Start DATASET RECORDS

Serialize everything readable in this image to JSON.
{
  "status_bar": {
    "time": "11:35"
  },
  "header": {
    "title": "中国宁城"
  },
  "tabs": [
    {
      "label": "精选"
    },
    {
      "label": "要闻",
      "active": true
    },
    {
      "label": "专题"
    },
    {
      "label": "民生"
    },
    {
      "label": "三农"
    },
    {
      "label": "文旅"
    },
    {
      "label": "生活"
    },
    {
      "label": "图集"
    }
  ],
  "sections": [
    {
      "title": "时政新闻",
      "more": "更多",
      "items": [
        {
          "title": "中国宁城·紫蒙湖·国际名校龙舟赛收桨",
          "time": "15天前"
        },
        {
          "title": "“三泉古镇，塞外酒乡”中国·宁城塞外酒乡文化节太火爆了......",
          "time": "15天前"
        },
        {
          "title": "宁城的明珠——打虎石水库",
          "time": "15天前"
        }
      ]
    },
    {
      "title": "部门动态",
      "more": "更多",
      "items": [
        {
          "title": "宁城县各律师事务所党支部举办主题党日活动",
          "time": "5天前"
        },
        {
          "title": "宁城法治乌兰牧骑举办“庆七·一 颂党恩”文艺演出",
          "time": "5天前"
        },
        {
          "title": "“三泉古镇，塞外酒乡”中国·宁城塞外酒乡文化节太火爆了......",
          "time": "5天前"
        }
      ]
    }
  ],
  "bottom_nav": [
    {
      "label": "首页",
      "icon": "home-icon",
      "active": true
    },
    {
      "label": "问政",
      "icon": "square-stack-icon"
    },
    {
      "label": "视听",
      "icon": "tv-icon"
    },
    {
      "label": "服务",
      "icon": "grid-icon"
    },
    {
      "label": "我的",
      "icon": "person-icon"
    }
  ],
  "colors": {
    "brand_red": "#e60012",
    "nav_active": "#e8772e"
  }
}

End DATASET RECORDS

PROBLEM - Repeat the data above exactly.

ANSWER TO THIS TASK -
Serialize everything readable in this image to JSON.
{
  "status_bar": {
    "time": "11:35"
  },
  "header": {
    "title": "中国宁城"
  },
  "tabs": [
    {
      "label": "精选"
    },
    {
      "label": "要闻",
      "active": true
    },
    {
      "label": "专题"
    },
    {
      "label": "民生"
    },
    {
      "label": "三农"
    },
    {
      "label": "文旅"
    },
    {
      "label": "生活"
    },
    {
      "label": "图集"
    }
  ],
  "sections": [
    {
      "title": "时政新闻",
      "more": "更多",
      "items": [
        {
          "title": "中国宁城·紫蒙湖·国际名校龙舟赛收桨",
          "time": "15天前"
        },
        {
          "title": "“三泉古镇，塞外酒乡”中国·宁城塞外酒乡文化节太火爆了......",
          "time": "15天前"
        },
        {
          "title": "宁城的明珠——打虎石水库",
          "time": "15天前"
        }
      ]
    },
    {
      "title": "部门动态",
      "more": "更多",
      "items": [
        {
          "title": "宁城县各律师事务所党支部举办主题党日活动",
          "time": "5天前"
        },
        {
          "title": "宁城法治乌兰牧骑举办“庆七·一 颂党恩”文艺演出",
          "time": "5天前"
        },
        {
          "title": "“三泉古镇，塞外酒乡”中国·宁城塞外酒乡文化节太火爆了......",
          "time": "5天前"
        }
      ]
    }
  ],
  "bottom_nav": [
    {
      "label": "首页",
      "icon": "home-icon",
      "active": true
    },
    {
      "label": "问政",
      "icon": "square-stack-icon"
    },
    {
      "label": "视听",
      "icon": "tv-icon"
    },
    {
      "label": "服务",
      "icon": "grid-icon"
    },
    {
      "label": "我的",
      "icon": "person-icon"
    }
  ],
  "colors": {
    "brand_red": "#e60012",
    "nav_active": "#e8772e"
  }
}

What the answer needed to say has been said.